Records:
------

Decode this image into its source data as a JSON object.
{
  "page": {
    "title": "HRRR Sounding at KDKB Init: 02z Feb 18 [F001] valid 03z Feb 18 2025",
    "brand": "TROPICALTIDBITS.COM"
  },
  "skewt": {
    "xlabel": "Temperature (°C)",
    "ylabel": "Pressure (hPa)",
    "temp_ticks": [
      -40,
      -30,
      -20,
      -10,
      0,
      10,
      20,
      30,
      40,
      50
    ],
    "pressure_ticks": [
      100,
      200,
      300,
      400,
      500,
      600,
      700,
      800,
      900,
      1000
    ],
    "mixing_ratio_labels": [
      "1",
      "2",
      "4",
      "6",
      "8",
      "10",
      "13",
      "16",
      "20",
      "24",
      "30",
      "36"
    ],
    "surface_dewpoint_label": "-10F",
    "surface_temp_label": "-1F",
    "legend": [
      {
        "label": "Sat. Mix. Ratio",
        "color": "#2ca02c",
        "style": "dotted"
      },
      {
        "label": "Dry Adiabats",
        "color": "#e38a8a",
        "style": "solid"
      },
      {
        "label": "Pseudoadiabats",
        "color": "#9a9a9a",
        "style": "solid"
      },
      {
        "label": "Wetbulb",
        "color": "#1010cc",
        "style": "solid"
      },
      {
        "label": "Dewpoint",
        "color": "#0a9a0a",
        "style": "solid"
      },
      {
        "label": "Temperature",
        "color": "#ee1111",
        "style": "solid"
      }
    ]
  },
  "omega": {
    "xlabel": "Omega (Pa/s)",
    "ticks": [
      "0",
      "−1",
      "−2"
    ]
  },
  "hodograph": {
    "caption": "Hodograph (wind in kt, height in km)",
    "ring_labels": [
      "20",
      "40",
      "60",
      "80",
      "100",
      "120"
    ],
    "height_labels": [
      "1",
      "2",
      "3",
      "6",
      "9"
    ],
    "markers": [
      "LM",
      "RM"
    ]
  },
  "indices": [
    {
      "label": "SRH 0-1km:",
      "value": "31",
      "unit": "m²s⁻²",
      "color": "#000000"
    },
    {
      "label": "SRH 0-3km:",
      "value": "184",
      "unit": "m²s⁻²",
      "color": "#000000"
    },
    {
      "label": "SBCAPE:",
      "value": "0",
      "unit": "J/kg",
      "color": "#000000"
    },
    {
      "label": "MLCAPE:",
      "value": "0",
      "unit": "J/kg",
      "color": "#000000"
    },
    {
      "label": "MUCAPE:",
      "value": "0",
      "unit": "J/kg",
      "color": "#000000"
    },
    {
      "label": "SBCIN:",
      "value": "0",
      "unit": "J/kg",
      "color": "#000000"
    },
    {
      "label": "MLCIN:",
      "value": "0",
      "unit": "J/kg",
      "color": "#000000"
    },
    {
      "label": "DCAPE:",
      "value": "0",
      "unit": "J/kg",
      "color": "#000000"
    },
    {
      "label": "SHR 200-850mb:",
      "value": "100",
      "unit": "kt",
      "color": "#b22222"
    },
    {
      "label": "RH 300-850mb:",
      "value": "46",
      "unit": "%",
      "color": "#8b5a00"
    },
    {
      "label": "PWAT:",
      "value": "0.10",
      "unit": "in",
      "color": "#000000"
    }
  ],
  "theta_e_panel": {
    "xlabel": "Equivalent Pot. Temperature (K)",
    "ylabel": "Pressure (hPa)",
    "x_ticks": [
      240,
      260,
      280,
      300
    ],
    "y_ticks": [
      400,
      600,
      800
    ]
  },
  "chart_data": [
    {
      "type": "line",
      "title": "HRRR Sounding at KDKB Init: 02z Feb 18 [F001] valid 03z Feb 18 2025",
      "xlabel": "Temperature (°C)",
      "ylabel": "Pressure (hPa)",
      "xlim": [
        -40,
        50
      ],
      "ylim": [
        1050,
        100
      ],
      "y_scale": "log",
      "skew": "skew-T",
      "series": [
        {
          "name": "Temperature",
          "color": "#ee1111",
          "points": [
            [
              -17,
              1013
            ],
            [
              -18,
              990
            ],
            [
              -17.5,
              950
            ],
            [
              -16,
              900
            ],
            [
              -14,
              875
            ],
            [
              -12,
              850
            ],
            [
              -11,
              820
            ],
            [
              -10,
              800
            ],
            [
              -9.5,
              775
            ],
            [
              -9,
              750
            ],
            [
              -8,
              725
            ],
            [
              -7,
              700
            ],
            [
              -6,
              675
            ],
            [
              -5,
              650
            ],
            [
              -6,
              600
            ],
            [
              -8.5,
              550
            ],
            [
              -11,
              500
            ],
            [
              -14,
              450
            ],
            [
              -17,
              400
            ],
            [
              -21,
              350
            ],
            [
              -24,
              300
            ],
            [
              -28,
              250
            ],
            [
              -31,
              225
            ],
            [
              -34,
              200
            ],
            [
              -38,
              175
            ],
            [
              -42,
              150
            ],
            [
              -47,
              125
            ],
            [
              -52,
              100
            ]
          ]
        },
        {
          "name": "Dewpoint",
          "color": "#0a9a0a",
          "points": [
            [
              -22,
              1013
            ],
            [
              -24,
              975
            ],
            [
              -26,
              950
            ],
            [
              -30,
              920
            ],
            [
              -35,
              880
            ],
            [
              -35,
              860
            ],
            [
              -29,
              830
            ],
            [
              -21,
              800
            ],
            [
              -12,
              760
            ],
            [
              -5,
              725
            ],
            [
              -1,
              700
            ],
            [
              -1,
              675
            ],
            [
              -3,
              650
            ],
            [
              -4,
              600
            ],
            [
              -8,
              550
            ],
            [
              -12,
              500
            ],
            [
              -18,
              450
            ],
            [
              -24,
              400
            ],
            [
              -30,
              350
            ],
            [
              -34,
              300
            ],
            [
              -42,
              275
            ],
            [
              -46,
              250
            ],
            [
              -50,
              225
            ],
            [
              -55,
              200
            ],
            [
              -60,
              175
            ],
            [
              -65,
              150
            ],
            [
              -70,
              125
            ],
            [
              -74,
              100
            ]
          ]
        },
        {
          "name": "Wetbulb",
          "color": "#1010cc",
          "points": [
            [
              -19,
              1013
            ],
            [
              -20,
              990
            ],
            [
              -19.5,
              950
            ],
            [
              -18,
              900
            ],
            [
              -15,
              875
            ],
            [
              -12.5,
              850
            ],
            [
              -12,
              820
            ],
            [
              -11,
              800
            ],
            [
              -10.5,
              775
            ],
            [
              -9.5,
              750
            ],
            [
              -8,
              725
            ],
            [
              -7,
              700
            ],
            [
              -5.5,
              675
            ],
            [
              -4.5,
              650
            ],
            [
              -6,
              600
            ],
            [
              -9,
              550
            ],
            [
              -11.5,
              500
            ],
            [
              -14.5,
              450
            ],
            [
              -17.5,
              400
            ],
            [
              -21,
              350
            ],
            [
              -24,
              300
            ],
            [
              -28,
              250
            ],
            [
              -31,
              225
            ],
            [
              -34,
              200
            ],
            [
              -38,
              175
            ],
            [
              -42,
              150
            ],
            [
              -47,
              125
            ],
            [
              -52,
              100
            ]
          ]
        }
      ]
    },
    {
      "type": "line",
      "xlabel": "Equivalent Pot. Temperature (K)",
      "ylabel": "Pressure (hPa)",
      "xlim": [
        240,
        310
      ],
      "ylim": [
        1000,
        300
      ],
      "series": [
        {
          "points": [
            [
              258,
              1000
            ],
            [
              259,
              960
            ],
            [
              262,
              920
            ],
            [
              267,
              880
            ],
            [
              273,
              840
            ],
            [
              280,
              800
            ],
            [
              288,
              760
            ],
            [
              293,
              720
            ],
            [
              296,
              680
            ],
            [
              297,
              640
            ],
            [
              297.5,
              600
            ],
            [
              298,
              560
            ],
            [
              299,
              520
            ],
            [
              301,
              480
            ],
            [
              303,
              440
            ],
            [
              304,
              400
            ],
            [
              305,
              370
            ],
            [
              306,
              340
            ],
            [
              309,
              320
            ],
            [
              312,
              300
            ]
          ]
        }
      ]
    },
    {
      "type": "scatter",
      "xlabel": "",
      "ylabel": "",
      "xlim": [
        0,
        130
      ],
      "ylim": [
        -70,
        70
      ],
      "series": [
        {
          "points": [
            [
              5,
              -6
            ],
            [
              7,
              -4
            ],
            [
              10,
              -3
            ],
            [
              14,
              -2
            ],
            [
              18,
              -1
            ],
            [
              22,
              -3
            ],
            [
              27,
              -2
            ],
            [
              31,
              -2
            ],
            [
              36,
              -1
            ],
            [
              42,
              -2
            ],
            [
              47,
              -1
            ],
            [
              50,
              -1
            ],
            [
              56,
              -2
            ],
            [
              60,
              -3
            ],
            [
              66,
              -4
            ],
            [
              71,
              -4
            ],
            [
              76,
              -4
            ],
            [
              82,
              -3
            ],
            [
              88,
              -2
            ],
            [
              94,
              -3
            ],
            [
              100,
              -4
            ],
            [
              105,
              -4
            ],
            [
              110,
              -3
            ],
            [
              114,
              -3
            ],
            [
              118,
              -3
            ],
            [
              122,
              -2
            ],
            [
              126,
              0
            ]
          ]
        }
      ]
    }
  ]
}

------

#### Required task:
Select every line in the material above where the string "Equivalent" occurs, and copy it.

#### Exercise result:
    "xlabel": "Equivalent Pot. Temperature (K)",
      "xlabel": "Equivalent Pot. Temperature (K)",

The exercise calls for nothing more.